--- Teks Pilihan ---

Prof. Dr. Nur Syam, M.Si

(My Official Site)

AGAMA DAN POLITIK PADA TAHUN POLITIK 2019 DAN 2019 (2)

AGAMA DAN POLITIK PADA TAHUN POLITIK 2019 DAN 2019 (2)
Saya telah menulis di bagian satu tulisan tentang Agama dan Politik dalam kaitannya dengan issue kesenjangan sosial. Maka sekarang saya akan melanjutkan tulisan tersebut dalam session berikutnya. Kedua, yaitu tentang Kekerasan Agama, SARA dan konflik sosial. Sebagai tulisan pendahuluan –tentu diperlukan kajian lebih lanjut—saya melihat bahwa 3 (tiga) issue ini dominan dalam media sosial di tengah kehidupan masyarakat kita pada tahun politik.

---

Tugas Singkat 1 -
Tentukan apakah setiap pernyataan berikut sesuai dengan tulisan tentang agama dan politik di atas: (a) bagian pertama tulisan itu membahas agama dan politik dalam kaitannya dengan kesenjangan sosial; (b) penulis menyebut empat issue yang dominan di media sosial; (c) penulis menyatakan bahwa kajian lebih lanjut tidak diperlukan. Jawab ya atau tidak untuk masing-masing, sertakan kutipan persis kata-kata penentunya dari tulisan.
Tulisan tentang agama dan politik di atas tidak berkaitan dengan entri di bawah ini.

--- Materi yang Disediakan ---

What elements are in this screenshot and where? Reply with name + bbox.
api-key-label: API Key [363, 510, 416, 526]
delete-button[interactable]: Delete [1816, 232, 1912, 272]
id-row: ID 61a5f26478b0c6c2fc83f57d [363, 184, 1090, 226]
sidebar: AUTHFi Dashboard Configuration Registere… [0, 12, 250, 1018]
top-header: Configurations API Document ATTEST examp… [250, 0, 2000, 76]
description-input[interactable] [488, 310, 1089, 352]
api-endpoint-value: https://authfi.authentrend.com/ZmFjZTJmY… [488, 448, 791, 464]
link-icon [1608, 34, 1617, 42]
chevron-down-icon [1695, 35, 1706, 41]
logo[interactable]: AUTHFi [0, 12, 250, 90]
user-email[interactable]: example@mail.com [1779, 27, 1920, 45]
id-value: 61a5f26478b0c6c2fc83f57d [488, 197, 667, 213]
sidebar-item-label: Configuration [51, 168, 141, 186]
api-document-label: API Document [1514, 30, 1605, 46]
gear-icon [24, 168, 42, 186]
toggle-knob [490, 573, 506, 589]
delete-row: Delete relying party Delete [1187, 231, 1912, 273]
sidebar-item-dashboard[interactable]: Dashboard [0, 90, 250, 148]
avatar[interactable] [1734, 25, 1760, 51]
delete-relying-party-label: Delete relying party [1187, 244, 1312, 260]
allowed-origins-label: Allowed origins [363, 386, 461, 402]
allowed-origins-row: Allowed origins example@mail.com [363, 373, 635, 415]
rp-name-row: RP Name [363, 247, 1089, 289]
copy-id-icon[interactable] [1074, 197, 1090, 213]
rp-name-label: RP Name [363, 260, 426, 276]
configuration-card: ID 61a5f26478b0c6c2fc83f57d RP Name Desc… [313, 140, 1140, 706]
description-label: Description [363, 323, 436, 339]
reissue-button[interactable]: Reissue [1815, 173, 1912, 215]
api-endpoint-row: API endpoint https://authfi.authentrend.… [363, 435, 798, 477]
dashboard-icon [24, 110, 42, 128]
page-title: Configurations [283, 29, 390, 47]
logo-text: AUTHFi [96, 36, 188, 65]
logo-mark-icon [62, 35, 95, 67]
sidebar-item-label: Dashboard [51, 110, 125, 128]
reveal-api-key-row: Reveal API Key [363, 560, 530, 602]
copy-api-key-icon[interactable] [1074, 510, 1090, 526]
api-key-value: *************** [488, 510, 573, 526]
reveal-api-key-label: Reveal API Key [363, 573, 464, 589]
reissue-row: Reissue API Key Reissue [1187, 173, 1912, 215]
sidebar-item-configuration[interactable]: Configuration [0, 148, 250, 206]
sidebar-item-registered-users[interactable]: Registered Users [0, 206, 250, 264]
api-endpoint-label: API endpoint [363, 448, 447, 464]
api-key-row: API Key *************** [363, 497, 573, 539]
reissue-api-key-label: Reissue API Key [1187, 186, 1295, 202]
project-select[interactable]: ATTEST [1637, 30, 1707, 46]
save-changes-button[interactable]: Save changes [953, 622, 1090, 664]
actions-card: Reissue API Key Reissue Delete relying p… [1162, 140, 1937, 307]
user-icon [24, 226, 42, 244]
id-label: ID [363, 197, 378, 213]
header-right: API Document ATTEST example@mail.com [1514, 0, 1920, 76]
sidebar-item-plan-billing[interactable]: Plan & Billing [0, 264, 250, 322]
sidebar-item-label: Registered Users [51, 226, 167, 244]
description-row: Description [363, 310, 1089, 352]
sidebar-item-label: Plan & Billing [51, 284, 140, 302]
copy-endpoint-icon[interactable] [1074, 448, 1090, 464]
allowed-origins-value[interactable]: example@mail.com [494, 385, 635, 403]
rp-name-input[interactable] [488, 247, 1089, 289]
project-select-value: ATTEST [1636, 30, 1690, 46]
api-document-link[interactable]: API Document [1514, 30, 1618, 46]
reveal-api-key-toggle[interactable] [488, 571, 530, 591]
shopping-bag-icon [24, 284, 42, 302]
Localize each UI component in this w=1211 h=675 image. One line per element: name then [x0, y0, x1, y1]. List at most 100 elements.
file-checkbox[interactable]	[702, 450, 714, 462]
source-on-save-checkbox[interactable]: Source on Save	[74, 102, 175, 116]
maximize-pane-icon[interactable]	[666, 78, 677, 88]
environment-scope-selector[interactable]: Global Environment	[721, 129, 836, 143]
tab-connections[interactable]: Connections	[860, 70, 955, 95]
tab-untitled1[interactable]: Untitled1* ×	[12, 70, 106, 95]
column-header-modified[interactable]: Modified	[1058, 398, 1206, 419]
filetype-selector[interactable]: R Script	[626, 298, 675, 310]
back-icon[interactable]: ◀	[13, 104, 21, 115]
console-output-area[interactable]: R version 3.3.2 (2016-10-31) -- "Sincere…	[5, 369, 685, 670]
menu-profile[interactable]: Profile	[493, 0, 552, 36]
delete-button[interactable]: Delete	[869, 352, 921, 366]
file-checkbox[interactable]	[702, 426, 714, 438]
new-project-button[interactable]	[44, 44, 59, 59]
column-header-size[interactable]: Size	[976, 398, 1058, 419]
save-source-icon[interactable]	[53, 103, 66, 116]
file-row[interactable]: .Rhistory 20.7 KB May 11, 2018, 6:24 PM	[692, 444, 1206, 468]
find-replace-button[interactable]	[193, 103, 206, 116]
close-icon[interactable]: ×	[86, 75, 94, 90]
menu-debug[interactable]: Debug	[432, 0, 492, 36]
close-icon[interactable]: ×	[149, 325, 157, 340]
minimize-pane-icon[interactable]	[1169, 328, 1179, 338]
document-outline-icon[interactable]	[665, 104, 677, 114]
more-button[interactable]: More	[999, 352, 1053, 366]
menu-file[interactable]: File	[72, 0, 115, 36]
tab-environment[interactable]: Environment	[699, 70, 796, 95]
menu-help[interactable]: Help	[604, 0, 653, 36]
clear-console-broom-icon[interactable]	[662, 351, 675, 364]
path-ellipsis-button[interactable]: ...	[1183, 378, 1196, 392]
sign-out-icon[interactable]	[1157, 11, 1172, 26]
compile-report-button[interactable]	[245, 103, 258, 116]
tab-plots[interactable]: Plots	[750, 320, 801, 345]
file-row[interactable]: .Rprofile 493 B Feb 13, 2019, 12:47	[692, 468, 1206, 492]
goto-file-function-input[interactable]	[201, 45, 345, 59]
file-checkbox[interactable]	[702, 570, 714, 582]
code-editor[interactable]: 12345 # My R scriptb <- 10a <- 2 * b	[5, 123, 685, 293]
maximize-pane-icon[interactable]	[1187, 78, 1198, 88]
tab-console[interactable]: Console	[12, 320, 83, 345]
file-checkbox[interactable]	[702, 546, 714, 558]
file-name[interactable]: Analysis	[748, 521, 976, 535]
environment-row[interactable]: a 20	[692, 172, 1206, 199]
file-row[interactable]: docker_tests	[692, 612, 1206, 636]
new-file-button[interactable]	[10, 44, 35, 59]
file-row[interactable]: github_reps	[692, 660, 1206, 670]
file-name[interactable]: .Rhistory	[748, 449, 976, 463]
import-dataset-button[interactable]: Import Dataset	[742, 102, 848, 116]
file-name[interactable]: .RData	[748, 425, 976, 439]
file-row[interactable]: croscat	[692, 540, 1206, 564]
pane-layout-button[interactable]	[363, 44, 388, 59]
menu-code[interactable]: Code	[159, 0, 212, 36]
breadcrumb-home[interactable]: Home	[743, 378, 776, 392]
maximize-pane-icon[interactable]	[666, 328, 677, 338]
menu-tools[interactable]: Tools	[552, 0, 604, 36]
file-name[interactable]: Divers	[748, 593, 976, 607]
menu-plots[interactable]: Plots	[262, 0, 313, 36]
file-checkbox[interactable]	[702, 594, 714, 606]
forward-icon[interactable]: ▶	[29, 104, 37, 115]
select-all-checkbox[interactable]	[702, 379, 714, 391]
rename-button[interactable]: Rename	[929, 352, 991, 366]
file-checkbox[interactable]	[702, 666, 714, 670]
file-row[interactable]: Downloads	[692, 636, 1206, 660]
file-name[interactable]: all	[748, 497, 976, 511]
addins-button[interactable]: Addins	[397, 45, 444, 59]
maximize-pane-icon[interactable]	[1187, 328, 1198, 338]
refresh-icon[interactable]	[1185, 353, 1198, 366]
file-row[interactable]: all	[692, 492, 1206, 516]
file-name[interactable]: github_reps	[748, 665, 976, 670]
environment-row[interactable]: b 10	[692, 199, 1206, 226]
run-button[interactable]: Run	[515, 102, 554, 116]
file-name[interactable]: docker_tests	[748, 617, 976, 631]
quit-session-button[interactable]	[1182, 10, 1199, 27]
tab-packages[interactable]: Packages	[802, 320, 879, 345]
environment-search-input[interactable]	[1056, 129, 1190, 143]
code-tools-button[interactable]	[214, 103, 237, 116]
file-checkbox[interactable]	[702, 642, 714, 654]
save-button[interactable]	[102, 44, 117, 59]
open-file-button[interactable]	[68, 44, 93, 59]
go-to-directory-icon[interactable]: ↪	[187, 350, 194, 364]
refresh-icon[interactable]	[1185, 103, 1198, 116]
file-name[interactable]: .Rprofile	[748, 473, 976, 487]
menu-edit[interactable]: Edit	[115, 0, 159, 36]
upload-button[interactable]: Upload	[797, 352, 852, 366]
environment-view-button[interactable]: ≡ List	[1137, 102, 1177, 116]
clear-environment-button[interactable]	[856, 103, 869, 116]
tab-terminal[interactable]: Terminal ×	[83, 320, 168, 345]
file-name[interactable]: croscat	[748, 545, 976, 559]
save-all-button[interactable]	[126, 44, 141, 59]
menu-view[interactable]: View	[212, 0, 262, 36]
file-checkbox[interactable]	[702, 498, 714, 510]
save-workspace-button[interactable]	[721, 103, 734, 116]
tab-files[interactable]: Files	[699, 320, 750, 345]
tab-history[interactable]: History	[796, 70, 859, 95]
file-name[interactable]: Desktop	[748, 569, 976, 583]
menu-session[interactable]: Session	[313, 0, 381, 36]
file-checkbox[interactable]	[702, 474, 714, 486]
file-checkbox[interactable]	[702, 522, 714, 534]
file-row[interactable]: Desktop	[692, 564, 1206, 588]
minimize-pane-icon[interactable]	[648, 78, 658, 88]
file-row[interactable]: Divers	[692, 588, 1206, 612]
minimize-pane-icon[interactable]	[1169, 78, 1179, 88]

---

Tugas Singkat 2 -
Tolong tulis ulang kata demi kata semua entri, dari entri paling awal sampai baris yang memuat "copy-id-icon[interactable] [1074, 197, 1090, 213]", termasuk baris itu sendiri.

Jawaban Tugas 1 -
(a) Ya: "Saya telah menulis di bagian satu tulisan tentang Agama dan Politik dalam kaitannya dengan issue kesenjangan sosial."
(b) Tidak: "saya melihat bahwa 3 (tiga) issue ini dominan dalam media sosial"
(c) Tidak: "tentu diperlukan kajian lebih lanjut"

Jawaban Tugas 2 -
What elements are in this screenshot and where? Reply with name + bbox.
api-key-label: API Key [363, 510, 416, 526]
delete-button[interactable]: Delete [1816, 232, 1912, 272]
id-row: ID 61a5f26478b0c6c2fc83f57d [363, 184, 1090, 226]
sidebar: AUTHFi Dashboard Configuration Registere… [0, 12, 250, 1018]
top-header: Configurations API Document ATTEST examp… [250, 0, 2000, 76]
description-input[interactable] [488, 310, 1089, 352]
api-endpoint-value: https://authfi.authentrend.com/ZmFjZTJmY… [488, 448, 791, 464]
link-icon [1608, 34, 1617, 42]
chevron-down-icon [1695, 35, 1706, 41]
logo[interactable]: AUTHFi [0, 12, 250, 90]
user-email[interactable]: example@mail.com [1779, 27, 1920, 45]
id-value: 61a5f26478b0c6c2fc83f57d [488, 197, 667, 213]
sidebar-item-label: Configuration [51, 168, 141, 186]
api-document-label: API Document [1514, 30, 1605, 46]
gear-icon [24, 168, 42, 186]
toggle-knob [490, 573, 506, 589]
delete-row: Delete relying party Delete [1187, 231, 1912, 273]
sidebar-item-dashboard[interactable]: Dashboard [0, 90, 250, 148]
avatar[interactable] [1734, 25, 1760, 51]
delete-relying-party-label: Delete relying party [1187, 244, 1312, 260]
allowed-origins-label: Allowed origins [363, 386, 461, 402]
allowed-origins-row: Allowed origins example@mail.com [363, 373, 635, 415]
rp-name-row: RP Name [363, 247, 1089, 289]
copy-id-icon[interactable] [1074, 197, 1090, 213]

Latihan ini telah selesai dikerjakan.